**Stored records:**
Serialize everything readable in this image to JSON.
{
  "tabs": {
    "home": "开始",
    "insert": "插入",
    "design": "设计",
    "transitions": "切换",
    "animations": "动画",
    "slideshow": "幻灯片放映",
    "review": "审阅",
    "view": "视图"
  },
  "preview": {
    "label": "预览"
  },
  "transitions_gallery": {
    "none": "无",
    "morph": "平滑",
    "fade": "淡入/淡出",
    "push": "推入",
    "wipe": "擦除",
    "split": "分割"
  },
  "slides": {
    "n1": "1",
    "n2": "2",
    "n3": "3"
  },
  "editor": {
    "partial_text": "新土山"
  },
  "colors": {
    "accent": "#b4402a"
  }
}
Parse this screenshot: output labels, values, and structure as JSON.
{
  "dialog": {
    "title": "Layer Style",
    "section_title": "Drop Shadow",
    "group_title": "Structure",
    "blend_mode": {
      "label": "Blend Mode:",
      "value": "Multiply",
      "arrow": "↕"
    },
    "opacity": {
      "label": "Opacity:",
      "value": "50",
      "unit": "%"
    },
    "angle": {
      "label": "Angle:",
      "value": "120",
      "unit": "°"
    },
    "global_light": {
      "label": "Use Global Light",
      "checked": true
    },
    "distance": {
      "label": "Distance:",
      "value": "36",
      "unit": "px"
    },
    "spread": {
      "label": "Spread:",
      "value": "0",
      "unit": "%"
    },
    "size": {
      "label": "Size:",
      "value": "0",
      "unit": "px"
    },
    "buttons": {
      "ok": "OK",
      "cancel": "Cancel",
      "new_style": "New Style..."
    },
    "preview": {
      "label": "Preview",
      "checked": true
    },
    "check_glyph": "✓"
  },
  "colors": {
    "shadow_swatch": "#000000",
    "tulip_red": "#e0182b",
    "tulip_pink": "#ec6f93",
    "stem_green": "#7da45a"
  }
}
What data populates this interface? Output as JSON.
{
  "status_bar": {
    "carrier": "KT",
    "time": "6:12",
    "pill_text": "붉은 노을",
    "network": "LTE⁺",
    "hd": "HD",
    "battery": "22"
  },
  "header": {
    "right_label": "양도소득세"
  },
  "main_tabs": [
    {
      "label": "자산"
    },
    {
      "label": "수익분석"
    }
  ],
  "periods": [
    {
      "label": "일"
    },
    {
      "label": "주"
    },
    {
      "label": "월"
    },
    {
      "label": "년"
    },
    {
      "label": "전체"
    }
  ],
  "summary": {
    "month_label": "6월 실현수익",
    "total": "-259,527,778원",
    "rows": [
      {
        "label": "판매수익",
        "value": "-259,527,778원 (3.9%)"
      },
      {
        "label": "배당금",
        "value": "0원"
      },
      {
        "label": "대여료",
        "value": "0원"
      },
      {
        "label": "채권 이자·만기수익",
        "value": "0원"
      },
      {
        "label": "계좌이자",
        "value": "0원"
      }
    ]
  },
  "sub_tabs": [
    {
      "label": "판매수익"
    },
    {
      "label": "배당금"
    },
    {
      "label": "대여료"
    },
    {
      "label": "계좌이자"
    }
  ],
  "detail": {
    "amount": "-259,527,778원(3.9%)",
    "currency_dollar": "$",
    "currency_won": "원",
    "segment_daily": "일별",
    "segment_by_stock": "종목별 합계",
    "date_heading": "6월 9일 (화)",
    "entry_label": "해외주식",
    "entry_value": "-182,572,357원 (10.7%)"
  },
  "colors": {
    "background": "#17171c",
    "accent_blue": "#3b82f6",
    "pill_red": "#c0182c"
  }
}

==

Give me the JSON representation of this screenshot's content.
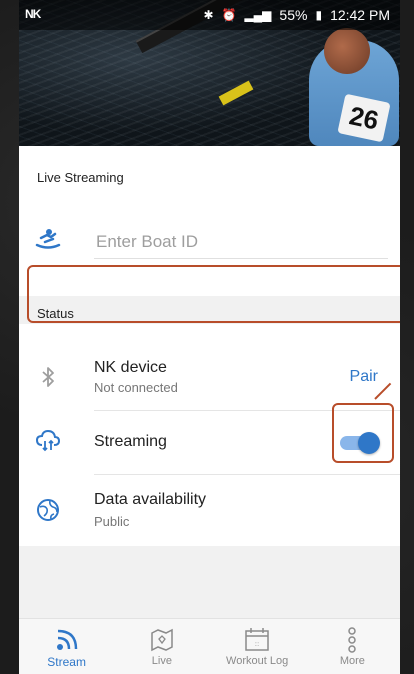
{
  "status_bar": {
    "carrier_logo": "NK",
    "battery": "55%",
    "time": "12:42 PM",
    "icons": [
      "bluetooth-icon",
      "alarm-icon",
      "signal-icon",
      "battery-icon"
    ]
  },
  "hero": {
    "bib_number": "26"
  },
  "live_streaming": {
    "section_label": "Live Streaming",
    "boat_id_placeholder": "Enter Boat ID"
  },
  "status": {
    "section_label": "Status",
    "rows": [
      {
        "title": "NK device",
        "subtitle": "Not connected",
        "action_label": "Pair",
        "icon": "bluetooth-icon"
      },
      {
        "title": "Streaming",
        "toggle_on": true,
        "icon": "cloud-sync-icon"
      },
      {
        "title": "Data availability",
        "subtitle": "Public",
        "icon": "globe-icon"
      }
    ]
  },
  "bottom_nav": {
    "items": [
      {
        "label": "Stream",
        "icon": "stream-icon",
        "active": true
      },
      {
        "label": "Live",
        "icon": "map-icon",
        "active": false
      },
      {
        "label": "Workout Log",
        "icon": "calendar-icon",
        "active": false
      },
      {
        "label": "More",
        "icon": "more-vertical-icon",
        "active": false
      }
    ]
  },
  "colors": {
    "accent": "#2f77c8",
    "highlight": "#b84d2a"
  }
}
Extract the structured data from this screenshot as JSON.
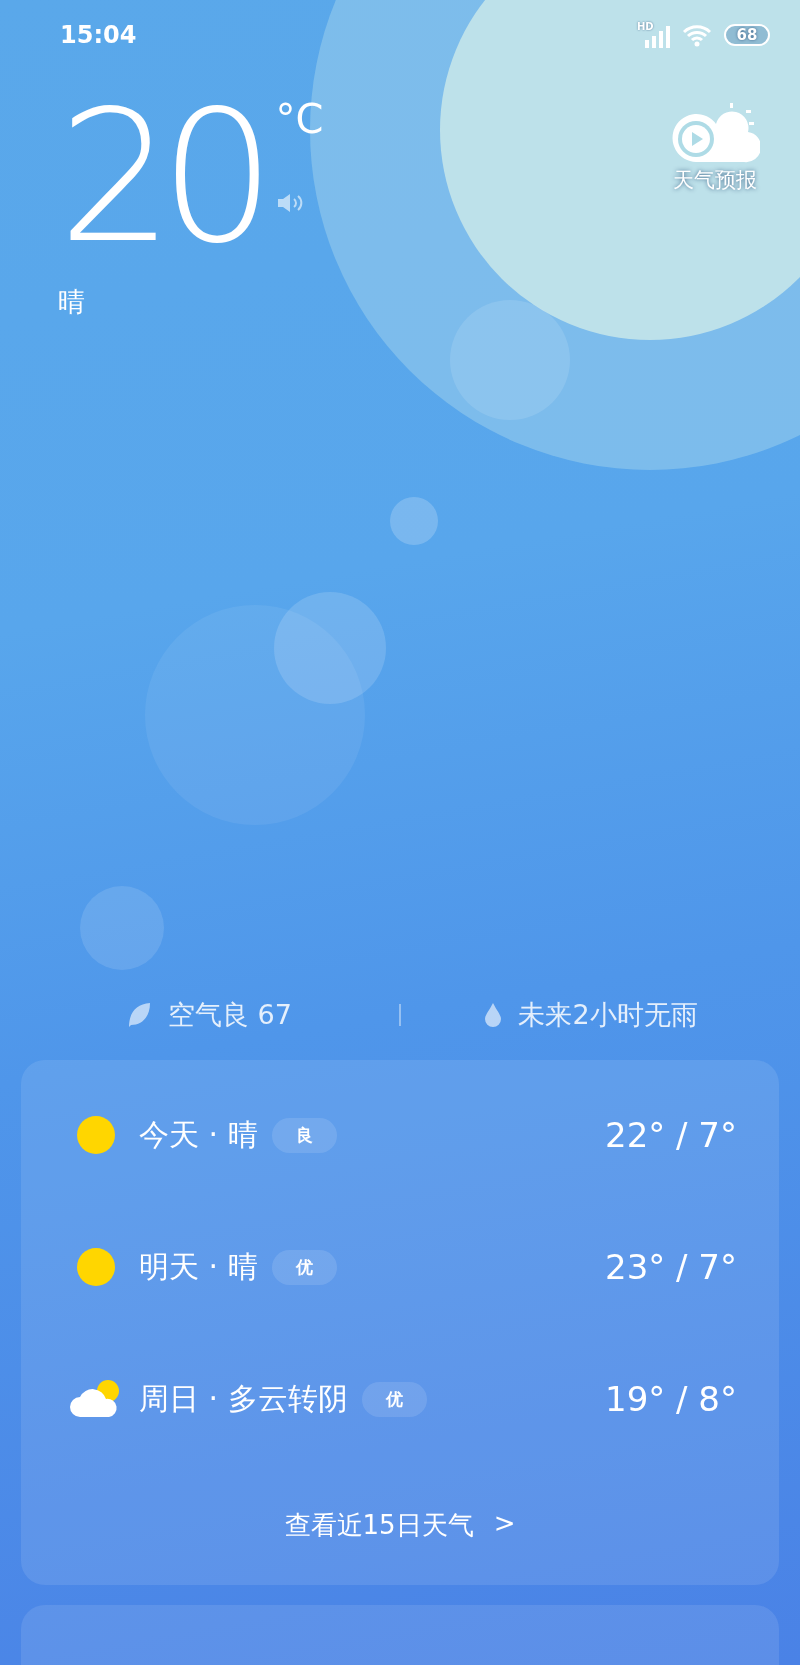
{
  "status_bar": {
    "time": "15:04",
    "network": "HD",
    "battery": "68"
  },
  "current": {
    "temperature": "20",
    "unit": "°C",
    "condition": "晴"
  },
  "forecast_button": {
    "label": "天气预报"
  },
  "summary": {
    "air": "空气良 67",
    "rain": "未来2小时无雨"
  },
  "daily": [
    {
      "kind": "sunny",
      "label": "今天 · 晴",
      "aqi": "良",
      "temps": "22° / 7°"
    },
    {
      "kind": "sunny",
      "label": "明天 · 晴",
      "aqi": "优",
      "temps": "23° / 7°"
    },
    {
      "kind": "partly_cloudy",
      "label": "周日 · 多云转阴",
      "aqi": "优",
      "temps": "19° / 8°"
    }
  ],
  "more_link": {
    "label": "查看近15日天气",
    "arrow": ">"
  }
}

**Problem:**
Say how many lines in the records hold the string "JSON", and say nothing else.

**Exercise answer:**
5